━━ PROVIDED MATERIAL ━━
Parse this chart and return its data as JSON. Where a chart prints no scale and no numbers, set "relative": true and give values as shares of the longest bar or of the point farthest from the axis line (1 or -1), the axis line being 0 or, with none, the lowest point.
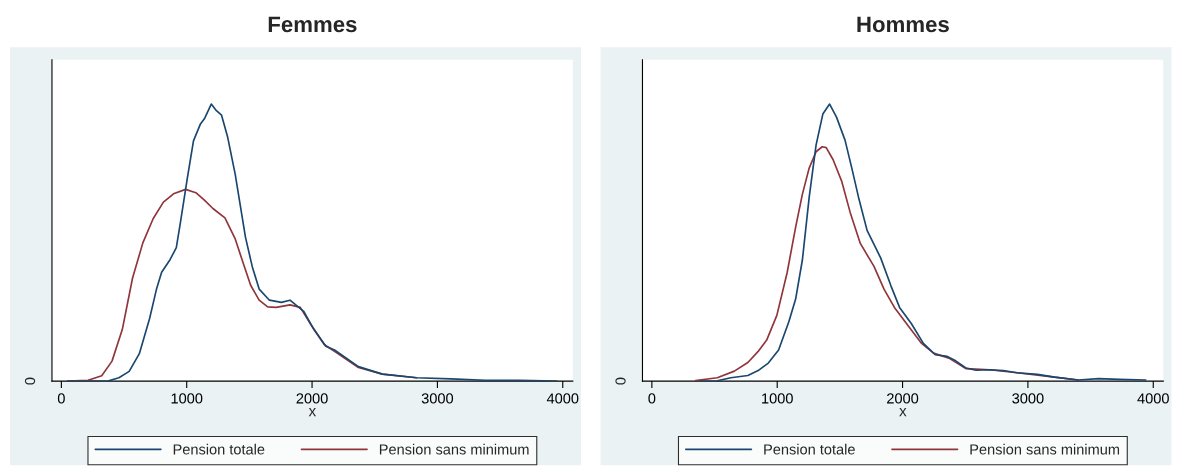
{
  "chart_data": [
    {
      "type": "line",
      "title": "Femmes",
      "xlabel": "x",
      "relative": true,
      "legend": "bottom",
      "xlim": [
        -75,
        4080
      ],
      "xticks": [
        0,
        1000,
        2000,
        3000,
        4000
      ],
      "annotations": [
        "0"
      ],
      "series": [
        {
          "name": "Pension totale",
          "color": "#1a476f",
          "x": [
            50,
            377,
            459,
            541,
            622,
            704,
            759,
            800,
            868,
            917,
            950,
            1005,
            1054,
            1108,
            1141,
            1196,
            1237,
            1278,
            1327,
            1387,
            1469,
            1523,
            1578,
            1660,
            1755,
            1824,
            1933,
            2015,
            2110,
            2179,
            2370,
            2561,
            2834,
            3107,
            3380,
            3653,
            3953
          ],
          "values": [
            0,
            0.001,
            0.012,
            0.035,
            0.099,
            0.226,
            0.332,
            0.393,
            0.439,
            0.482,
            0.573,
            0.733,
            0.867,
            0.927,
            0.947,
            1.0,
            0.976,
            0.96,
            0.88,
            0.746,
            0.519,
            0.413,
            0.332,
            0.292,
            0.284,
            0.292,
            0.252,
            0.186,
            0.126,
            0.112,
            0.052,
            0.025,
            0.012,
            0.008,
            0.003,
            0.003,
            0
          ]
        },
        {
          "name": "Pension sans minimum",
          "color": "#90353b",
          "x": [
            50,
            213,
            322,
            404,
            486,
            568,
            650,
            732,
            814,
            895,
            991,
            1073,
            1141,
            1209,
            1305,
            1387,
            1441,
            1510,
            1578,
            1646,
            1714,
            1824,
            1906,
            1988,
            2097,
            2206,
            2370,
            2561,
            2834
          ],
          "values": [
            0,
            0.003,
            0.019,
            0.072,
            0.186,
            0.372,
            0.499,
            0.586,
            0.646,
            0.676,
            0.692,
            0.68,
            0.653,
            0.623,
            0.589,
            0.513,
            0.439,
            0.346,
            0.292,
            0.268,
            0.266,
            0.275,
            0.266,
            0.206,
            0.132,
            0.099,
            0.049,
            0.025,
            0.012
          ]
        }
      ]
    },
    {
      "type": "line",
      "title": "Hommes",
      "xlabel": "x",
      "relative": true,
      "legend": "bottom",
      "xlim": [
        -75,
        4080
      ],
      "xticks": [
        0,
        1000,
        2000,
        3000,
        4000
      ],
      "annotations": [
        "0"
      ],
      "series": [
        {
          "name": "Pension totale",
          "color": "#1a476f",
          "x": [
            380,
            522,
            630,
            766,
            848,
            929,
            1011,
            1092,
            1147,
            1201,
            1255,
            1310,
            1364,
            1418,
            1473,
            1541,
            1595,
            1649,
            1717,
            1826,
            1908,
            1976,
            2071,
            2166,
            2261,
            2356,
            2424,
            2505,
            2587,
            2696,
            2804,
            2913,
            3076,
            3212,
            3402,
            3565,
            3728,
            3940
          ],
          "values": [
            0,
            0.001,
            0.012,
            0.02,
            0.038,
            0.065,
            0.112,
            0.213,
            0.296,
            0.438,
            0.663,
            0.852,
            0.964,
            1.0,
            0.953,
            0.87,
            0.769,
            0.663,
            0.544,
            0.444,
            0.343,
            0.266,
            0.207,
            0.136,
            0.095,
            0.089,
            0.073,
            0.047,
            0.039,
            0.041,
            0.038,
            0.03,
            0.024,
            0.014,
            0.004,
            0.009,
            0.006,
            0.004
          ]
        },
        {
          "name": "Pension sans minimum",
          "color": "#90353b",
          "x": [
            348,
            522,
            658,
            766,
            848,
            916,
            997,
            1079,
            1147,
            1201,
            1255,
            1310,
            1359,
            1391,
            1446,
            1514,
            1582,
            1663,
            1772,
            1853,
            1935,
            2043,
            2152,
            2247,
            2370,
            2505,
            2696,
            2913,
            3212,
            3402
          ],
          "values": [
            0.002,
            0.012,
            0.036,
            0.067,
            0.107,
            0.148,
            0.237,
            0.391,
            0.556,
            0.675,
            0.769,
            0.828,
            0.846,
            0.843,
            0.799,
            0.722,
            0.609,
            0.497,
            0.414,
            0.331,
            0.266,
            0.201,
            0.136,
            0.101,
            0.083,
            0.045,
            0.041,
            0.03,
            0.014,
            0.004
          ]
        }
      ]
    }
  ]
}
━━━
━━ PROVIDED MATERIAL ━━
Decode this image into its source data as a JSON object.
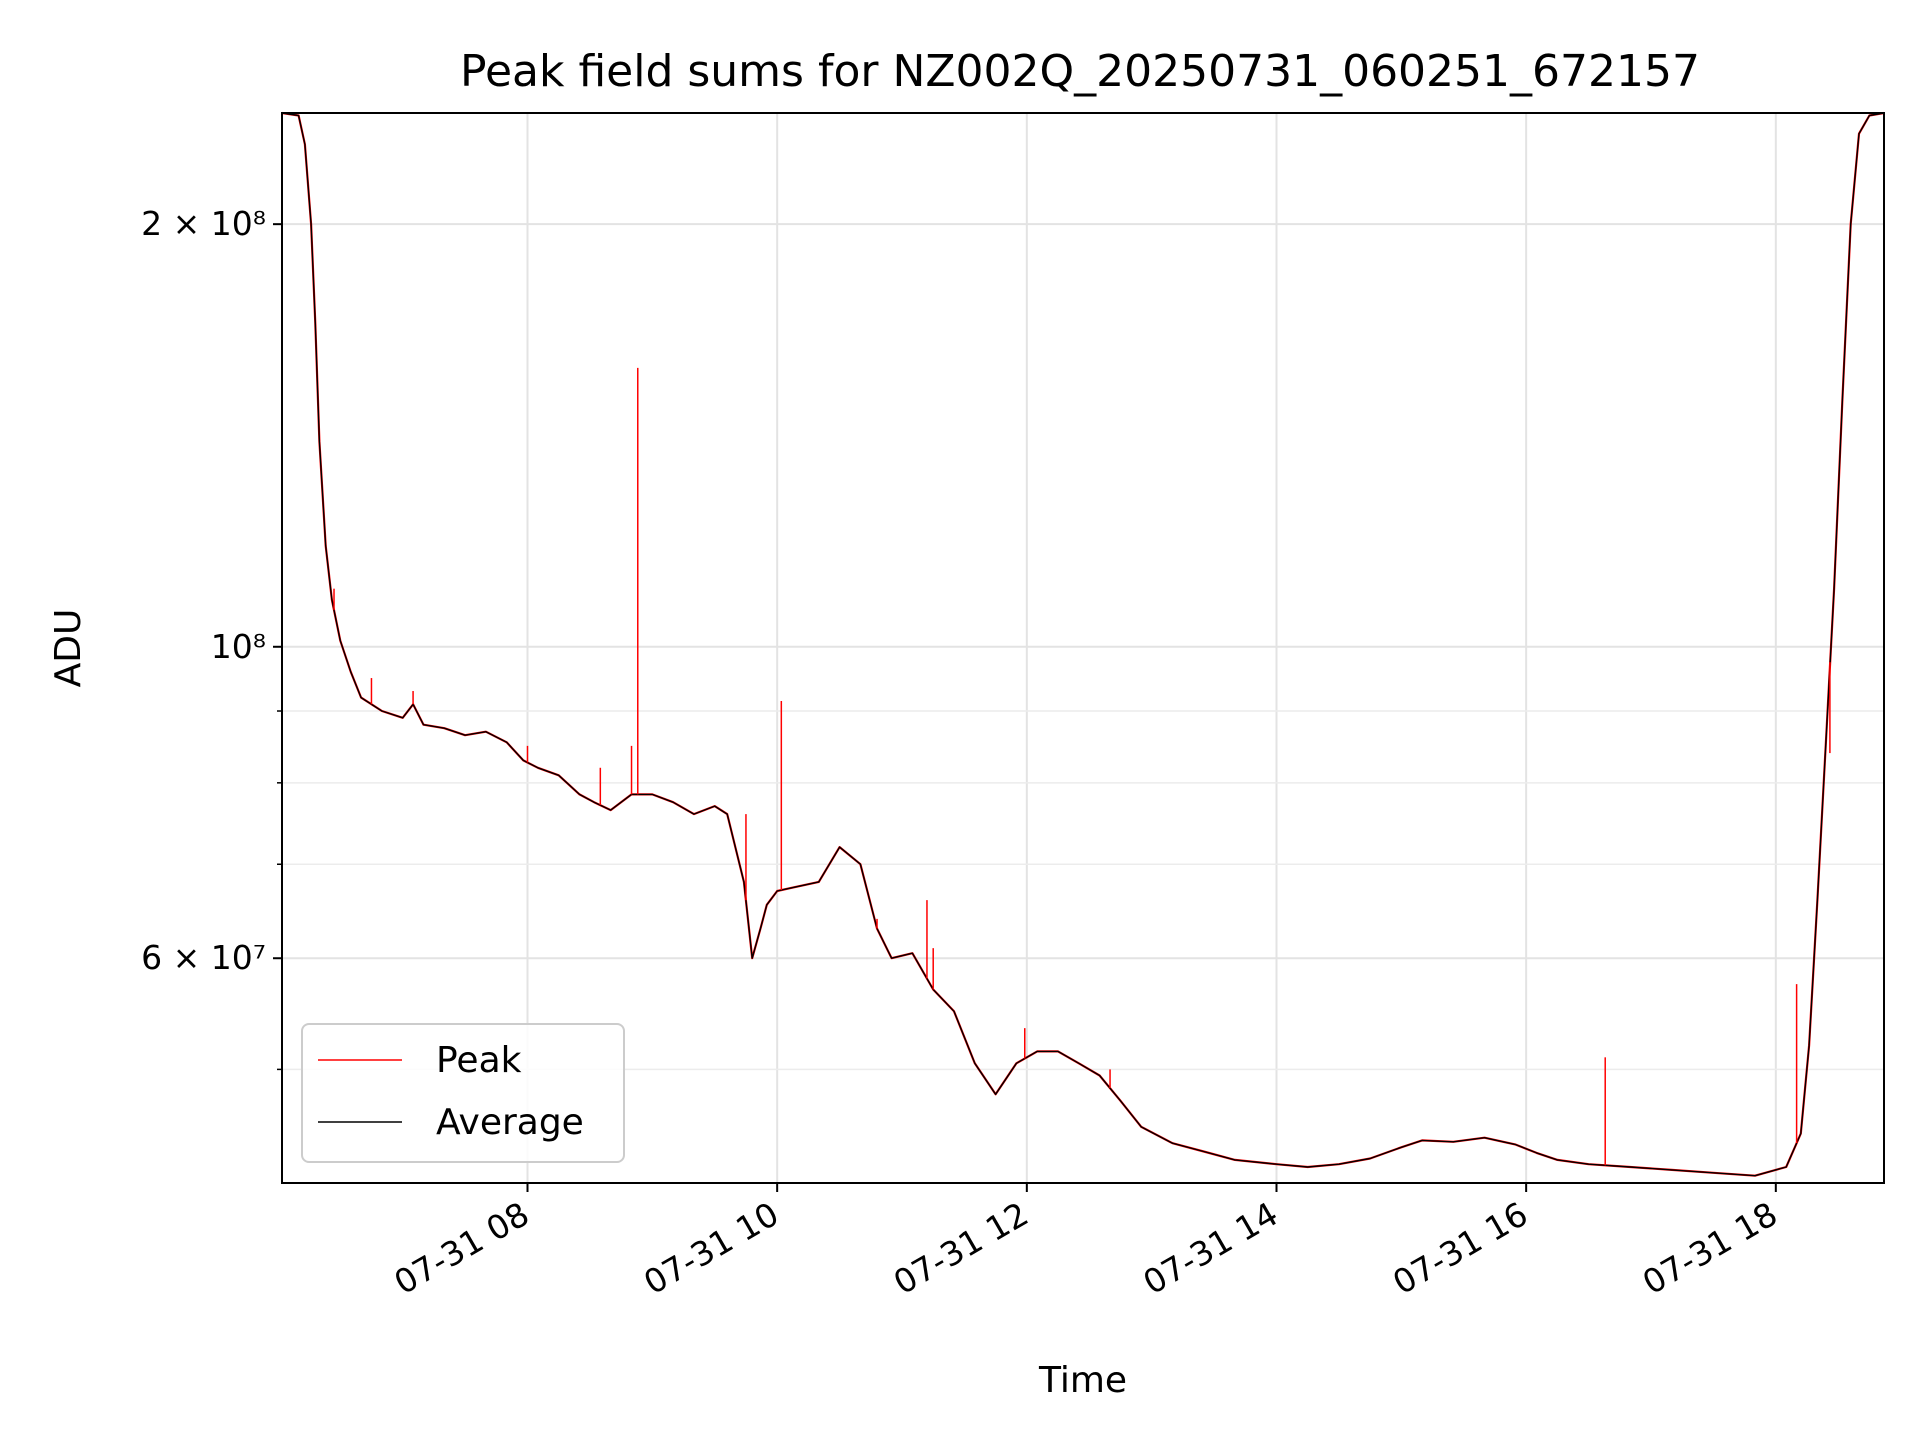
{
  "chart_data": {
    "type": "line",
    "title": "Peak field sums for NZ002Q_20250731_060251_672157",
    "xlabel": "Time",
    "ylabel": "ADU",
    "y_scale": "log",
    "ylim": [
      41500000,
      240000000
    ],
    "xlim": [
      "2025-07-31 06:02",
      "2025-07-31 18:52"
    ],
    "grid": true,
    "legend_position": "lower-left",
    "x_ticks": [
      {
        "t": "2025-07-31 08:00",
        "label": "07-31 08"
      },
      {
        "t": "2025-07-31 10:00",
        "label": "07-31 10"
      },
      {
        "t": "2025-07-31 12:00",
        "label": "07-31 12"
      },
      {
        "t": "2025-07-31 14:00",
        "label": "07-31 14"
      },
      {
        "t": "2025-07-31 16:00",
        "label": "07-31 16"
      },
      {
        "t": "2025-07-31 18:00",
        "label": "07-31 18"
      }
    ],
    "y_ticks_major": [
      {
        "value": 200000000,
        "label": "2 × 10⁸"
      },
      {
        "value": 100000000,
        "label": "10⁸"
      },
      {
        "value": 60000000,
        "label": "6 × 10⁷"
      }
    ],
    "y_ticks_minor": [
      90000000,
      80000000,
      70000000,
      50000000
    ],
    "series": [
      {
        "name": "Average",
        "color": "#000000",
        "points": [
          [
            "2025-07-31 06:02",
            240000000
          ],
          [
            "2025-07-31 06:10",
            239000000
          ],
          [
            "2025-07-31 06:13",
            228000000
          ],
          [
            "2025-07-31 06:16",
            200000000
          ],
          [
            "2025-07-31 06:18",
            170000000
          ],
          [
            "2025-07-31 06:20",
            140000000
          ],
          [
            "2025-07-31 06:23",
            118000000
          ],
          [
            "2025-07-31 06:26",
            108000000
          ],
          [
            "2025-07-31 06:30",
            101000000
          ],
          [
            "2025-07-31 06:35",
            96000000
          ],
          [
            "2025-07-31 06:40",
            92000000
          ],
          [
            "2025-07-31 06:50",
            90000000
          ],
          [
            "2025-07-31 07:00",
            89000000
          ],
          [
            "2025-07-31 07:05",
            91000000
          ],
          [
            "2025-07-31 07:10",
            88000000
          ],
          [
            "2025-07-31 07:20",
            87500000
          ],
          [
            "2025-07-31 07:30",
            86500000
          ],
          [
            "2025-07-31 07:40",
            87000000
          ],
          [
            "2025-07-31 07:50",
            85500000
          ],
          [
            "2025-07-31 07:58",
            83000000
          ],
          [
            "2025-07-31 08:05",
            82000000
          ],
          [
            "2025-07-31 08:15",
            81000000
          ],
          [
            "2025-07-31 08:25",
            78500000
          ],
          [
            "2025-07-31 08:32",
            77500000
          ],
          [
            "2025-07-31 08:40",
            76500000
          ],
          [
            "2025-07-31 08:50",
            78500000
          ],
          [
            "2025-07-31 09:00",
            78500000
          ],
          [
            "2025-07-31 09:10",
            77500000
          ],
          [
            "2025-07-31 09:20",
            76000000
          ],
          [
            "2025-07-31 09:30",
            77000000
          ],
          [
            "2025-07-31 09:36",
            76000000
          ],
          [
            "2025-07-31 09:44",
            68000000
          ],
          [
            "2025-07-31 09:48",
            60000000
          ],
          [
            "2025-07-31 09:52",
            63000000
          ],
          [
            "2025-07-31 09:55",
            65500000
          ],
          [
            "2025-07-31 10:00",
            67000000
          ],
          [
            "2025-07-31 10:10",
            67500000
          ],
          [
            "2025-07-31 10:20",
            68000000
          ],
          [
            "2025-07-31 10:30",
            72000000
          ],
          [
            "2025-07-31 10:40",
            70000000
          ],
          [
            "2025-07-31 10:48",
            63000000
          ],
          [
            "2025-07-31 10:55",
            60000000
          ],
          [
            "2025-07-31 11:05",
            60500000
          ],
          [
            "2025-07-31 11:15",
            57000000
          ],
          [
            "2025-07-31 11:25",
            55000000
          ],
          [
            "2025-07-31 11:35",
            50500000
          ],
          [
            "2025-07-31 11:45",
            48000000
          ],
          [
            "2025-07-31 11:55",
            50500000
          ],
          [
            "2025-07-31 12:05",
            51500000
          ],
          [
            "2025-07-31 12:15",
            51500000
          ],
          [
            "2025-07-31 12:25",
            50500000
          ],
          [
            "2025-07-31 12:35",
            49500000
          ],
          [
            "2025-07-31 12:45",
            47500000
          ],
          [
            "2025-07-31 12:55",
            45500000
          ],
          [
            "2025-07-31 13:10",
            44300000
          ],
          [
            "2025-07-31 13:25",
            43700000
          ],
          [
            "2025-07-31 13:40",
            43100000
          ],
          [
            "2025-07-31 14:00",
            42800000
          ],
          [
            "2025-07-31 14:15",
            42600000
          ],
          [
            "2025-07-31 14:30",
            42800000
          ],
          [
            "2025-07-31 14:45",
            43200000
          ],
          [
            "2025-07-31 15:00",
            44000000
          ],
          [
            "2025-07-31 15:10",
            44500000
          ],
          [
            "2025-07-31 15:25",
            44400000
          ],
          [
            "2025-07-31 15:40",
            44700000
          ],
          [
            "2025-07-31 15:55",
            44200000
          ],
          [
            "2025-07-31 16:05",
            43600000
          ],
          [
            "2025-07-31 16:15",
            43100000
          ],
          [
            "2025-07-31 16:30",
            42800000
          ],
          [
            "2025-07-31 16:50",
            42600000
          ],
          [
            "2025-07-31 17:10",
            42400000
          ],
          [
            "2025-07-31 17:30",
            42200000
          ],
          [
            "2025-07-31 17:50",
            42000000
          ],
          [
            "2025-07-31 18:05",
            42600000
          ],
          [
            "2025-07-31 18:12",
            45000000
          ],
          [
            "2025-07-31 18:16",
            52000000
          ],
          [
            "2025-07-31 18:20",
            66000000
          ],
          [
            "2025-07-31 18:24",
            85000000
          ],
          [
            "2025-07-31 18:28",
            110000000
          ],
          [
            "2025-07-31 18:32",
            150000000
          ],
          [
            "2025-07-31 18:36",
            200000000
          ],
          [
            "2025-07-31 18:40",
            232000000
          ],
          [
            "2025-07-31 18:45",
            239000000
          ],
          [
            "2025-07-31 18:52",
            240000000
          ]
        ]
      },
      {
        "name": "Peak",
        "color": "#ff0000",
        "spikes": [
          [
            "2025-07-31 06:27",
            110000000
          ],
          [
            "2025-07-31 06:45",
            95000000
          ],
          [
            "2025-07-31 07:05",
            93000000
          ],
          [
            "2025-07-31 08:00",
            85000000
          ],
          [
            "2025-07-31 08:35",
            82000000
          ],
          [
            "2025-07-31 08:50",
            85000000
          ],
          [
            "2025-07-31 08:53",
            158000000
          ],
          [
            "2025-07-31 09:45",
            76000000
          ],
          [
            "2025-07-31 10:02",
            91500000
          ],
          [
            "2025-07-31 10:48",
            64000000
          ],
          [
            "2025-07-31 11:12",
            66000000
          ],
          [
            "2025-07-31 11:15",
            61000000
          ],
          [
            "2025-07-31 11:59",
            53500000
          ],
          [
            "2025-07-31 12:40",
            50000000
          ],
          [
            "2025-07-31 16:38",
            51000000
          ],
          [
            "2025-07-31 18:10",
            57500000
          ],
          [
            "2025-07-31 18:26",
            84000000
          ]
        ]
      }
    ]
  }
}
━━━
→ TASK OBJECTIVE:
Check every line of the entries above for the word "true" and report how many lines contain it, giving the number only.

→ FINAL RESULT:
4